Pick out every line of the entries below where "vételével" occurs, and copy those lines.
======== Recorded information ========
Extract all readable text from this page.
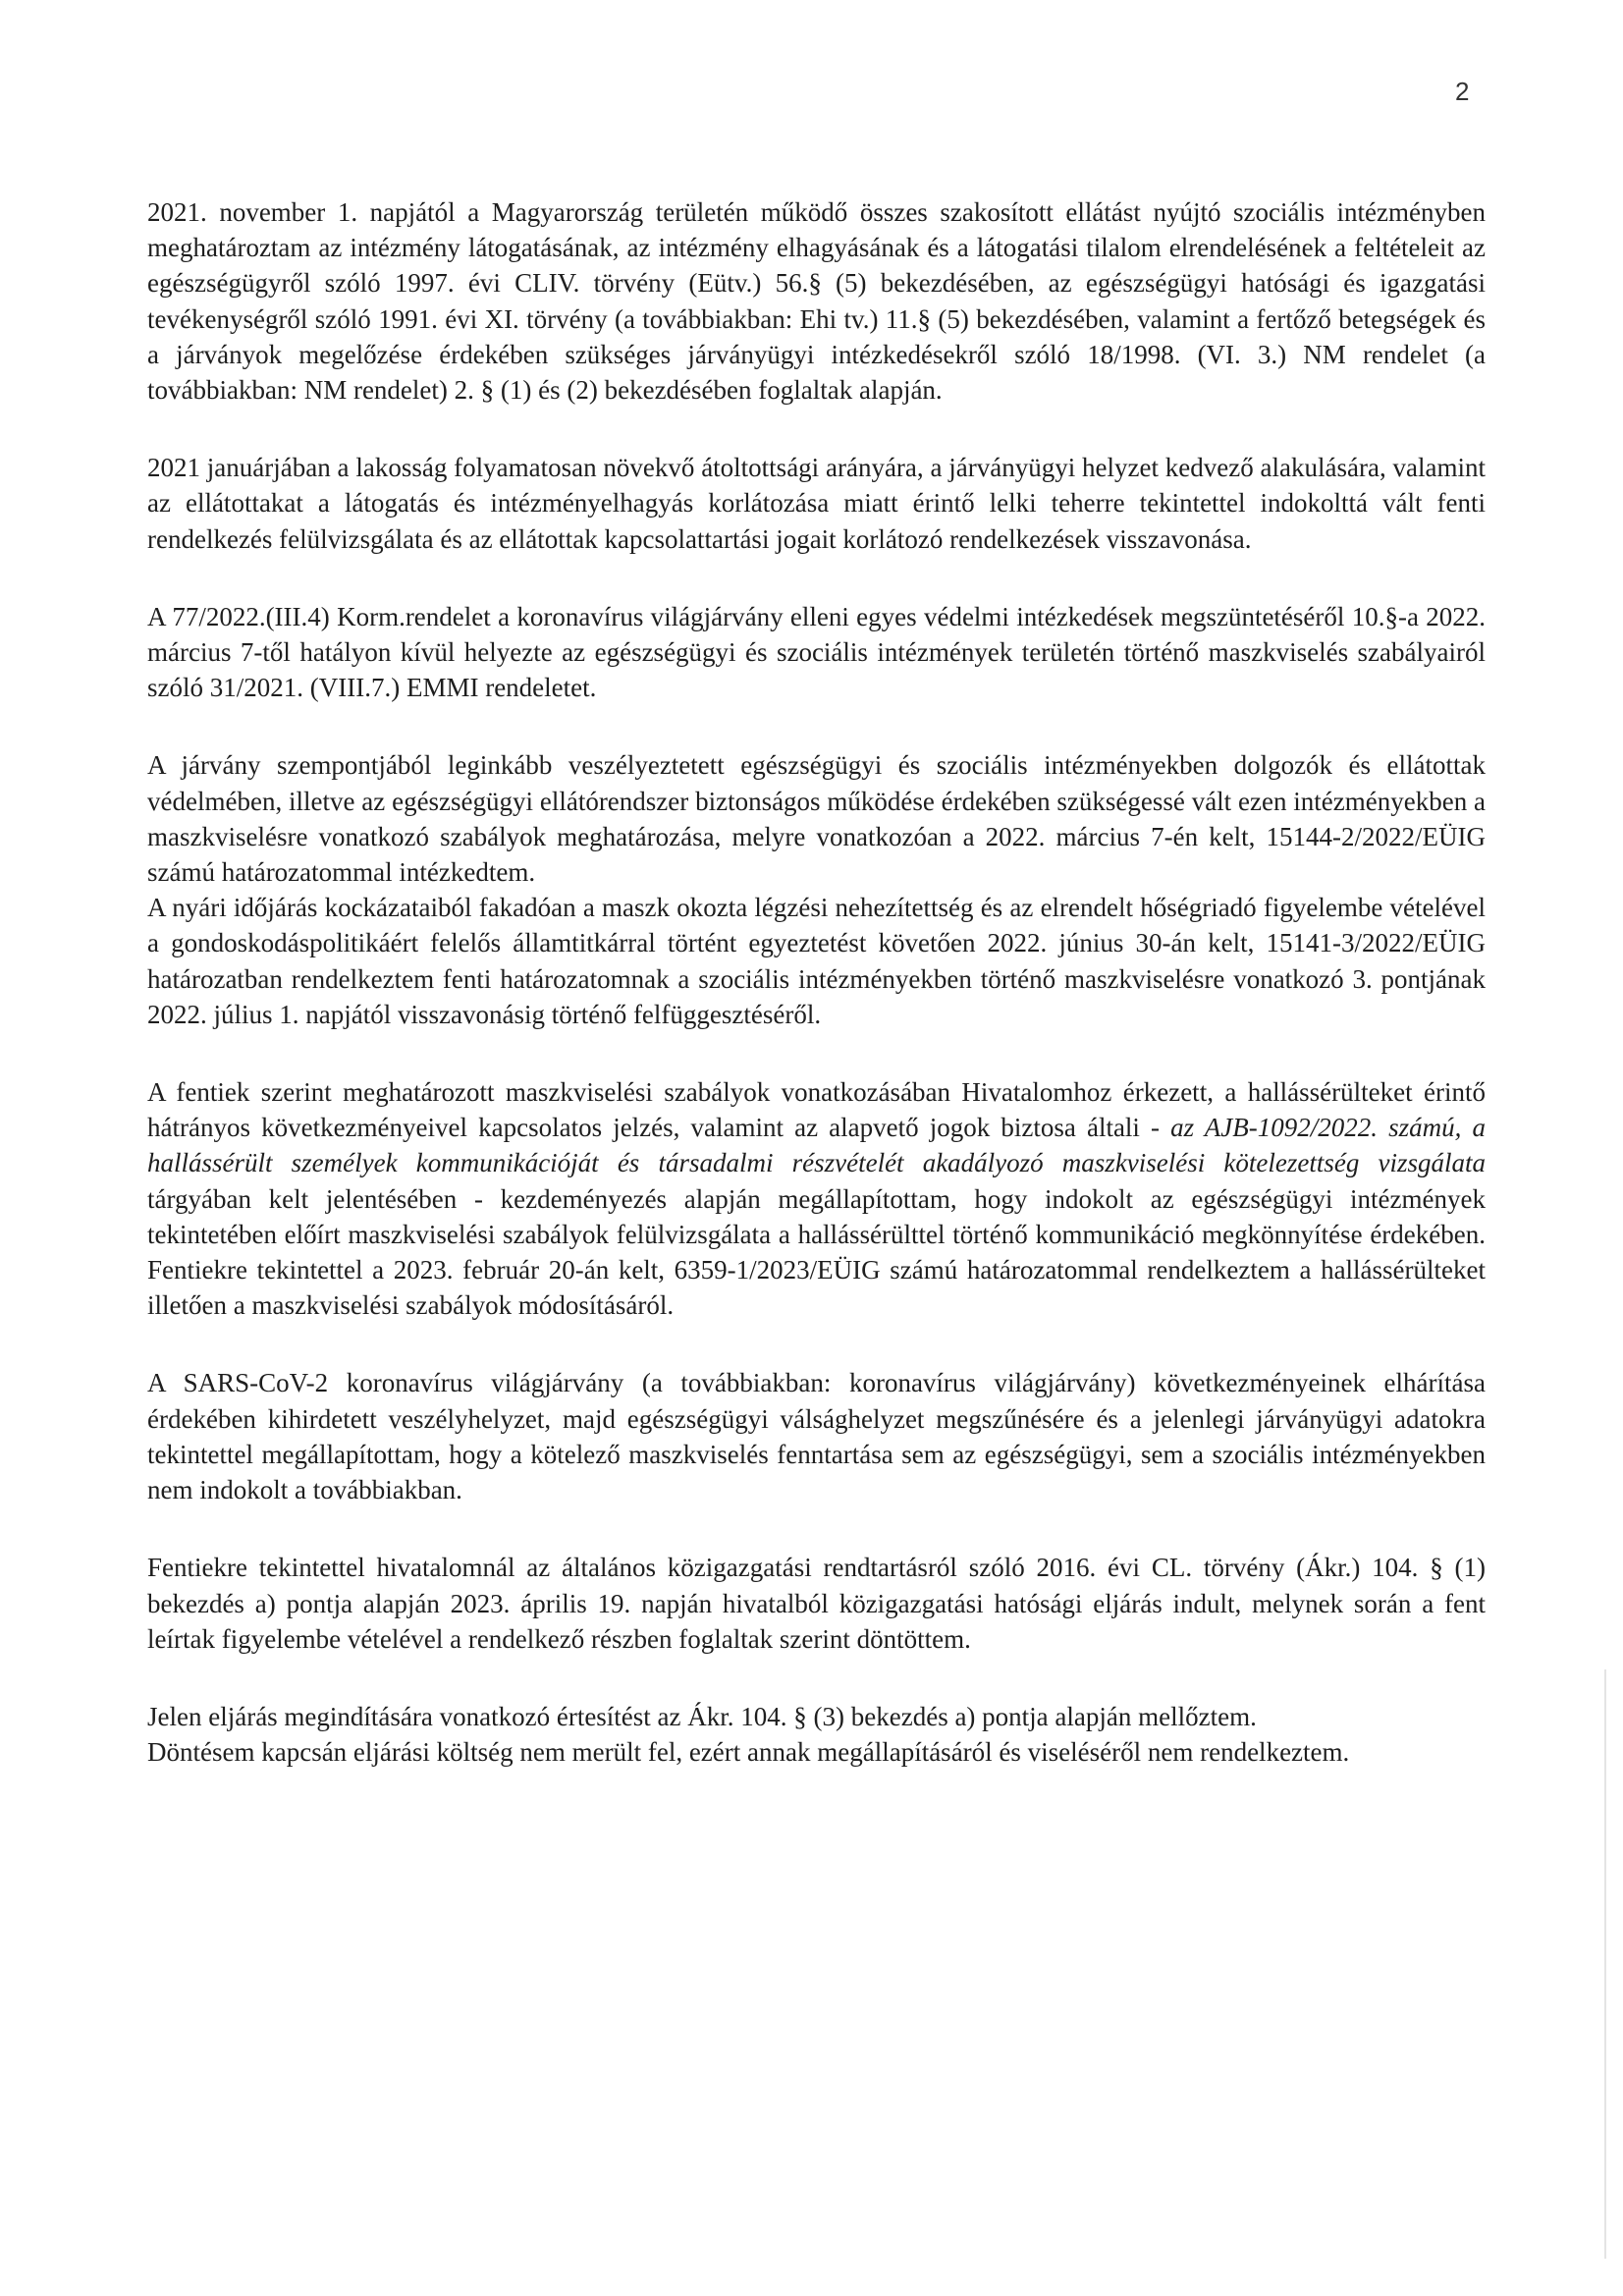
2

2021. november 1. napjától a Magyarország területén működő összes szakosított ellátást nyújtó szociális intézményben meghatároztam az intézmény látogatásának, az intézmény elhagyásának és a látogatási tilalom elrendelésének a feltételeit az egészségügyről szóló 1997. évi CLIV. törvény (Eütv.) 56.§ (5) bekezdésében, az egészségügyi hatósági és igazgatási tevékenységről szóló 1991. évi XI. törvény (a továbbiakban: Ehi tv.) 11.§ (5) bekezdésében, valamint a fertőző betegségek és a járványok megelőzése érdekében szükséges járványügyi intézkedésekről szóló 18/1998. (VI. 3.) NM rendelet (a továbbiakban: NM rendelet) 2. § (1) és (2) bekezdésében foglaltak alapján.

2021 januárjában a lakosság folyamatosan növekvő átoltottsági arányára, a járványügyi helyzet kedvező alakulására, valamint az ellátottakat a látogatás és intézményelhagyás korlátozása miatt érintő lelki teherre tekintettel indokolttá vált fenti rendelkezés felülvizsgálata és az ellátottak kapcsolattartási jogait korlátozó rendelkezések visszavonása.

A 77/2022.(III.4) Korm.rendelet a koronavírus világjárvány elleni egyes védelmi intézkedések megszüntetéséről 10.§-a 2022. március 7-től hatályon kívül helyezte az egészségügyi és szociális intézmények területén történő maszkviselés szabályairól szóló 31/2021. (VIII.7.) EMMI rendeletet.

A járvány szempontjából leginkább veszélyeztetett egészségügyi és szociális intézményekben dolgozók és ellátottak védelmében, illetve az egészségügyi ellátórendszer biztonságos működése érdekében szükségessé vált ezen intézményekben a maszkviselésre vonatkozó szabályok meghatározása, melyre vonatkozóan a 2022. március 7-én kelt, 15144-2/2022/EÜIG számú határozatommal intézkedtem.

A nyári időjárás kockázataiból fakadóan a maszk okozta légzési nehezítettség és az elrendelt hőségriadó figyelembe vételével a gondoskodáspolitikáért felelős államtitkárral történt egyeztetést követően 2022. június 30-án kelt, 15141-3/2022/EÜIG határozatban rendelkeztem fenti határozatomnak a szociális intézményekben történő maszkviselésre vonatkozó 3. pontjának 2022. július 1. napjától visszavonásig történő felfüggesztéséről.

A fentiek szerint meghatározott maszkviselési szabályok vonatkozásában Hivatalomhoz érkezett, a hallássérülteket érintő hátrányos következményeivel kapcsolatos jelzés, valamint az alapvető jogok biztosa általi - az AJB-1092/2022. számú, a hallássérült személyek kommunikációját és társadalmi részvételét akadályozó maszkviselési kötelezettség vizsgálata tárgyában kelt jelentésében - kezdeményezés alapján megállapítottam, hogy indokolt az egészségügyi intézmények tekintetében előírt maszkviselési szabályok felülvizsgálata a hallássérülttel történő kommunikáció megkönnyítése érdekében. Fentiekre tekintettel a 2023. február 20-án kelt, 6359-1/2023/EÜIG számú határozatommal rendelkeztem a hallássérülteket illetően a maszkviselési szabályok módosításáról.

A SARS-CoV-2 koronavírus világjárvány (a továbbiakban: koronavírus világjárvány) következményeinek elhárítása érdekében kihirdetett veszélyhelyzet, majd egészségügyi válsághelyzet megszűnésére és a jelenlegi járványügyi adatokra tekintettel megállapítottam, hogy a kötelező maszkviselés fenntartása sem az egészségügyi, sem a szociális intézményekben nem indokolt a továbbiakban.

Fentiekre tekintettel hivatalomnál az általános közigazgatási rendtartásról szóló 2016. évi CL. törvény (Ákr.) 104. § (1) bekezdés a) pontja alapján 2023. április 19. napján hivatalból közigazgatási hatósági eljárás indult, melynek során a fent leírtak figyelembe vételével a rendelkező részben foglaltak szerint döntöttem.

Jelen eljárás megindítására vonatkozó értesítést az Ákr. 104. § (3) bekezdés a) pontja alapján mellőztem.

Döntésem kapcsán eljárási költség nem merült fel, ezért annak megállapításáról és viseléséről nem rendelkeztem.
========
* **Finished answer**:
A nyári időjárás kockázataiból fakadóan a maszk okozta légzési nehezítettség és az elrendelt hőségriadó figyelembe vételével a gondoskodáspolitikáért felelős államtitkárral történt egyeztetést követően 2022. június 30-án kelt, 15141-3/2022/EÜIG határozatban rendelkeztem fenti határozatomnak a szociális intézményekben történő maszkviselésre vonatkozó 3. pontjának 2022. július 1. napjától visszavonásig történő felfüggesztéséről.
Fentiekre tekintettel hivatalomnál az általános közigazgatási rendtartásról szóló 2016. évi CL. törvény (Ákr.) 104. § (1) bekezdés a) pontja alapján 2023. április 19. napján hivatalból közigazgatási hatósági eljárás indult, melynek során a fent leírtak figyelembe vételével a rendelkező részben foglaltak szerint döntöttem.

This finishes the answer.